* [Stated exercise]: Count the lines containing "analisis" in the entries underneath, and state that count without anything else.

* [Recorded data]:
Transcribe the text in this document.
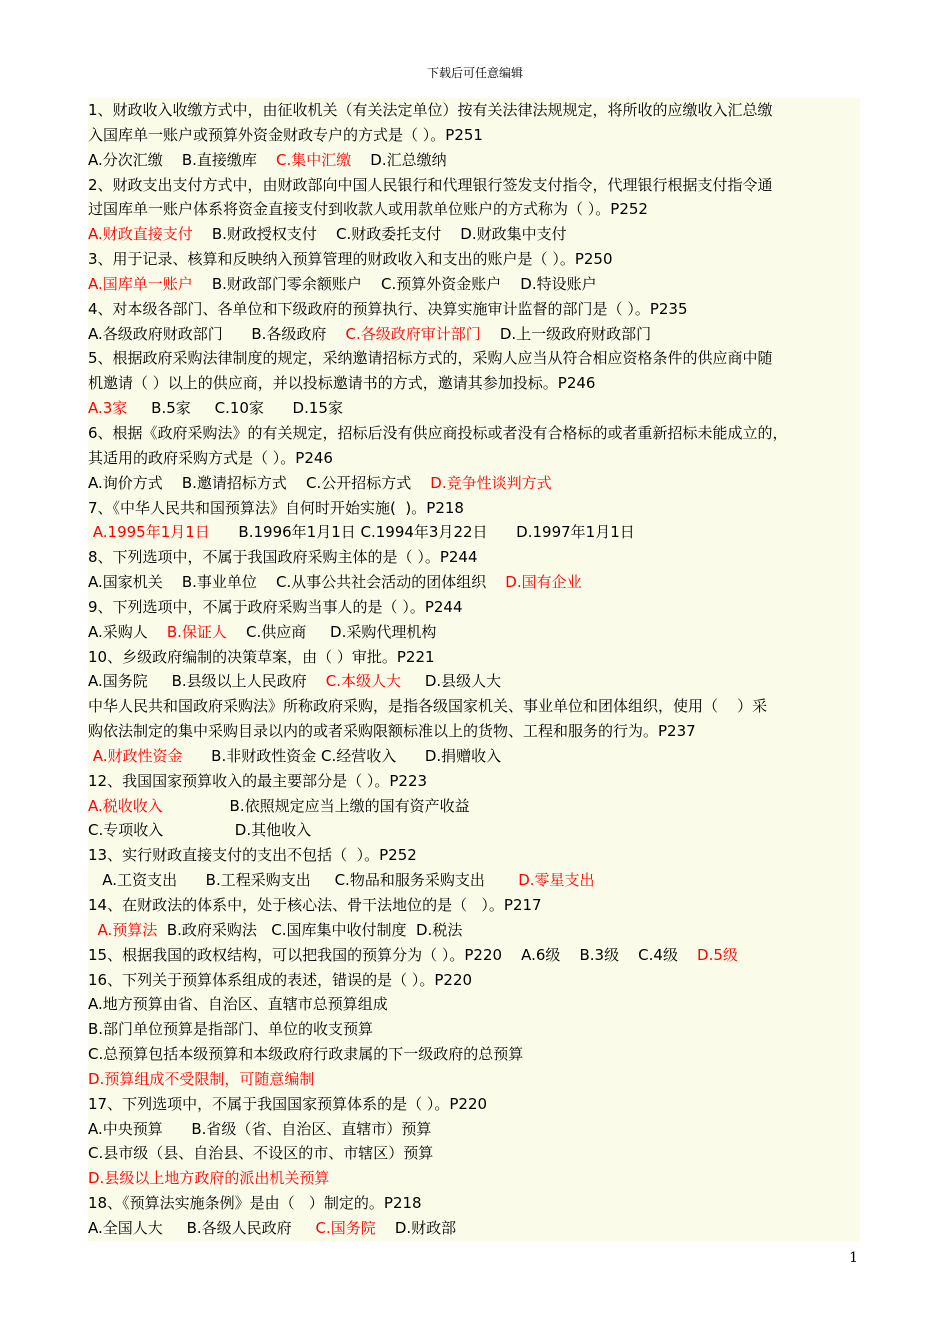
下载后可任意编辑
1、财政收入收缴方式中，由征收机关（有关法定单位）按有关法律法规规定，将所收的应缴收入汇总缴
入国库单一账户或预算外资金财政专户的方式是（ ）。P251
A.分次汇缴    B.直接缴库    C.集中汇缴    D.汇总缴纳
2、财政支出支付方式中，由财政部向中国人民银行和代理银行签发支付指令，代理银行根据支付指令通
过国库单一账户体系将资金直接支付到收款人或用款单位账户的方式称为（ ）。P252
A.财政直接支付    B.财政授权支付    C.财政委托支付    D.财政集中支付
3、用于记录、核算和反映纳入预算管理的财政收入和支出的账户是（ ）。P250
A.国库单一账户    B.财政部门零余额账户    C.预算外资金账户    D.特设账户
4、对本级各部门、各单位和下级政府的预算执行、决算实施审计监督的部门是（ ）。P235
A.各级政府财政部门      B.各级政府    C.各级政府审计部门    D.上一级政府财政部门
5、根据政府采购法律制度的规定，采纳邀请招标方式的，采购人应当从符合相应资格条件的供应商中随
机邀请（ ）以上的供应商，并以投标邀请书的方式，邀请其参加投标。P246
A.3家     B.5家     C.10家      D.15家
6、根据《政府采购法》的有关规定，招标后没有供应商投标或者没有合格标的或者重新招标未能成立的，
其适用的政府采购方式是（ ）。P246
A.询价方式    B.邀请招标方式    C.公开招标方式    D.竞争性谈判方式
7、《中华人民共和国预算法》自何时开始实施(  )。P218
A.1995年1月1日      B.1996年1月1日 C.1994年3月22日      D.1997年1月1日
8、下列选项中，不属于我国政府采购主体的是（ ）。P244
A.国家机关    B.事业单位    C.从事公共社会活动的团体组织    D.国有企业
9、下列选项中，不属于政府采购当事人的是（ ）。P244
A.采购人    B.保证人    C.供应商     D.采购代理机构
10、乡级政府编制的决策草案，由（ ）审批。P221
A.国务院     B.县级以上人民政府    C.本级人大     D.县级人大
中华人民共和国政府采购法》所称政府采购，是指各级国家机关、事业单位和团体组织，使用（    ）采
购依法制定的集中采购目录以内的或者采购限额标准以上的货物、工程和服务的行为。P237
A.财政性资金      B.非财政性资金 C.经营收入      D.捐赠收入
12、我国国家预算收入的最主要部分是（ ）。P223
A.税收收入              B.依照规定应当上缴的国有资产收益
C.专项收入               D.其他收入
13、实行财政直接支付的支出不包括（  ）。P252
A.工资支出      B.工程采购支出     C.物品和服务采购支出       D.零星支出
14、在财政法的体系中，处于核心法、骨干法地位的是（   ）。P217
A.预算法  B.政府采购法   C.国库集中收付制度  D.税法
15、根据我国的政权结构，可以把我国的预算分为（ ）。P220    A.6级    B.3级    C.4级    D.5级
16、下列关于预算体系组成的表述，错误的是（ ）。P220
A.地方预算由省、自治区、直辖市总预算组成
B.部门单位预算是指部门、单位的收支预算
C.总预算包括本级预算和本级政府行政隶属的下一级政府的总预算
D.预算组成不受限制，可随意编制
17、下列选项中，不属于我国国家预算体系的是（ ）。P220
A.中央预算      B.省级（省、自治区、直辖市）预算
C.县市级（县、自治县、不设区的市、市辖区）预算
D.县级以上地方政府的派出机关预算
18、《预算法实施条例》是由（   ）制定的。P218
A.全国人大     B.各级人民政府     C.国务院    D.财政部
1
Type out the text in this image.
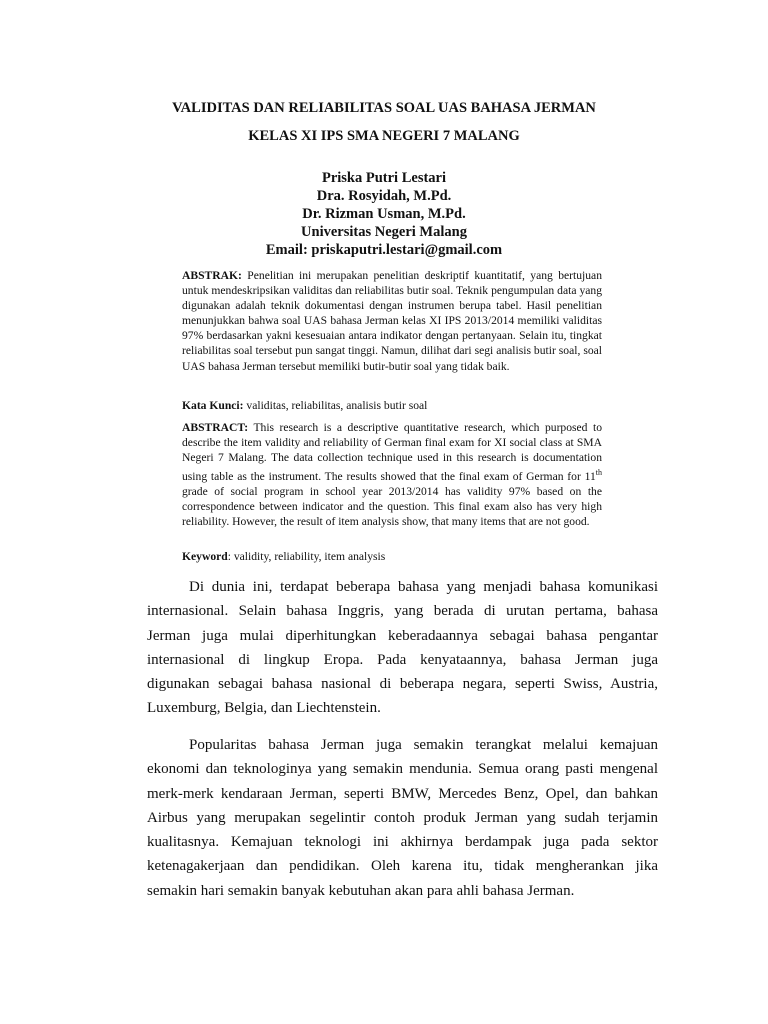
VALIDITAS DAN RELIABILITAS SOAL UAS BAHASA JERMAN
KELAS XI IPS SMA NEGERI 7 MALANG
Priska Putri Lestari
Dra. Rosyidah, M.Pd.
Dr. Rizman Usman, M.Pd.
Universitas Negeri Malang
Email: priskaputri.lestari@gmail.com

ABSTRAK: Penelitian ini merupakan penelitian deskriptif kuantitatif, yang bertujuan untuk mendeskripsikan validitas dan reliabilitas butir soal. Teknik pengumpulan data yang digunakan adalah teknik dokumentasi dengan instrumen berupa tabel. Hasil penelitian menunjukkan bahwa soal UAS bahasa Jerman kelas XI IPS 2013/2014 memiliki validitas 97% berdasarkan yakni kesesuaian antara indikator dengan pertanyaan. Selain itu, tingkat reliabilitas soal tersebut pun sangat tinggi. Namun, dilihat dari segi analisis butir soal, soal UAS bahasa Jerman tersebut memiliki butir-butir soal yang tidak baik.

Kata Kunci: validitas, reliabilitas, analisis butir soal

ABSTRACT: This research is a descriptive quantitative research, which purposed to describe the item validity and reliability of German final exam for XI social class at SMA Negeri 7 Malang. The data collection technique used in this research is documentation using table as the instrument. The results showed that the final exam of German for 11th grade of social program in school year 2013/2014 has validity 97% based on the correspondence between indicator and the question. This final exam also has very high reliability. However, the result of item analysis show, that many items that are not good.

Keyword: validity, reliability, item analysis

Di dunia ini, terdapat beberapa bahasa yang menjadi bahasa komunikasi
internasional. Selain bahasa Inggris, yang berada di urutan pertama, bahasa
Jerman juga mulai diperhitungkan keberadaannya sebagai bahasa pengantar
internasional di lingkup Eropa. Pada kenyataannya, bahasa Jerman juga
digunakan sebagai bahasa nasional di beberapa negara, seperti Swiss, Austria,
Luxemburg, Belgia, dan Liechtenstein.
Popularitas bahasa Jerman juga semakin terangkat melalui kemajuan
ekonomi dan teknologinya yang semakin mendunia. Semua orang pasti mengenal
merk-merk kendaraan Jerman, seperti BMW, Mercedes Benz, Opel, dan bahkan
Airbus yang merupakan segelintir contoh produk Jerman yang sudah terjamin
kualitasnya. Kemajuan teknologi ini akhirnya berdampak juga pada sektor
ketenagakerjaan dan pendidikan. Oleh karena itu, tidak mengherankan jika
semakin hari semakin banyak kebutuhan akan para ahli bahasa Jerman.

* [Reply]: 2